What is being asked:
Can you quote the records below in full, word for word?

A block of data

***

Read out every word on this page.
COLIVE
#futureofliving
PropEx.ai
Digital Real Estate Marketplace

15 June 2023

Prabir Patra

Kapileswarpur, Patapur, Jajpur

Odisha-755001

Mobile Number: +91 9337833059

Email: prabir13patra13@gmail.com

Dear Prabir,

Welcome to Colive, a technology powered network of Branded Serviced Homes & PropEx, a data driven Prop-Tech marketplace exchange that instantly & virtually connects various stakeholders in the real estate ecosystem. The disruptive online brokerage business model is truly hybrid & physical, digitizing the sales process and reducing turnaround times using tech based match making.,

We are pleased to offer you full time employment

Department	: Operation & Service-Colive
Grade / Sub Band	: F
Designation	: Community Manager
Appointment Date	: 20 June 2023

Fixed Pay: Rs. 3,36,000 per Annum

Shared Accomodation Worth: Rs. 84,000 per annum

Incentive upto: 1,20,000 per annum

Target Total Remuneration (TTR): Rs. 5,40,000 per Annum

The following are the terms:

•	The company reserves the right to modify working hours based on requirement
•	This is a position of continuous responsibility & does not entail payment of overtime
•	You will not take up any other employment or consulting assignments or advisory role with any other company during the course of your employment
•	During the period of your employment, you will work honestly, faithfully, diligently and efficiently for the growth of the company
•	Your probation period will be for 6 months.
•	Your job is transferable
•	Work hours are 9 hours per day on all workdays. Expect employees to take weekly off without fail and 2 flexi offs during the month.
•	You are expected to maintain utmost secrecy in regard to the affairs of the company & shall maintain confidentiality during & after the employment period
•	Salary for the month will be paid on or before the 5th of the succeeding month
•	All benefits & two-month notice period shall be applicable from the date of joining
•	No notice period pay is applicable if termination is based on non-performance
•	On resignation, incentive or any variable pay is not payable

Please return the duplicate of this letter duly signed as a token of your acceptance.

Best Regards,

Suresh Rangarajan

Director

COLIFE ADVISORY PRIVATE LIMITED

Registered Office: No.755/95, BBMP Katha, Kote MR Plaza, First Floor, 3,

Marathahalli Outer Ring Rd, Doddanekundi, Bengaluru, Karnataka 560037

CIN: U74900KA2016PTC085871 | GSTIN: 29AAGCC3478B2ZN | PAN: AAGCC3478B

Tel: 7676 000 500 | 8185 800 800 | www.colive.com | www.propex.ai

***

Solution below:
Read out every word on this page.
COLIVE
#futureofliving
PropEx.ai
Digital Real Estate Marketplace

15 June 2023

Prabir Patra

Kapileswarpur, Patapur, Jajpur

Odisha-755001

Mobile Number: +91 9337833059

Email: prabir13patra13@gmail.com

Dear Prabir,

Welcome to Colive, a technology powered network of Branded Serviced Homes & PropEx, a data driven Prop-Tech marketplace exchange that instantly & virtually connects various stakeholders in the real estate ecosystem. The disruptive online brokerage business model is truly hybrid & physical, digitizing the sales process and reducing turnaround times using tech based match making.,

We are pleased to offer you full time employment

Department	: Operation & Service-Colive
Grade / Sub Band	: F
Designation	: Community Manager
Appointment Date	: 20 June 2023

Fixed Pay: Rs. 3,36,000 per Annum

Shared Accomodation Worth: Rs. 84,000 per annum

Incentive upto: 1,20,000 per annum

Target Total Remuneration (TTR): Rs. 5,40,000 per Annum

The following are the terms:

•	The company reserves the right to modify working hours based on requirement
•	This is a position of continuous responsibility & does not entail payment of overtime
•	You will not take up any other employment or consulting assignments or advisory role with any other company during the course of your employment
•	During the period of your employment, you will work honestly, faithfully, diligently and efficiently for the growth of the company
•	Your probation period will be for 6 months.
•	Your job is transferable
•	Work hours are 9 hours per day on all workdays. Expect employees to take weekly off without fail and 2 flexi offs during the month.
•	You are expected to maintain utmost secrecy in regard to the affairs of the company & shall maintain confidentiality during & after the employment period
•	Salary for the month will be paid on or before the 5th of the succeeding month
•	All benefits & two-month notice period shall be applicable from the date of joining
•	No notice period pay is applicable if termination is based on non-performance
•	On resignation, incentive or any variable pay is not payable

Please return the duplicate of this letter duly signed as a token of your acceptance.

Best Regards,

Suresh Rangarajan

Director

COLIFE ADVISORY PRIVATE LIMITED

Registered Office: No.755/95, BBMP Katha, Kote MR Plaza, First Floor, 3,

Marathahalli Outer Ring Rd, Doddanekundi, Bengaluru, Karnataka 560037

CIN: U74900KA2016PTC085871 | GSTIN: 29AAGCC3478B2ZN | PAN: AAGCC3478B

Tel: 7676 000 500 | 8185 800 800 | www.colive.com | www.propex.ai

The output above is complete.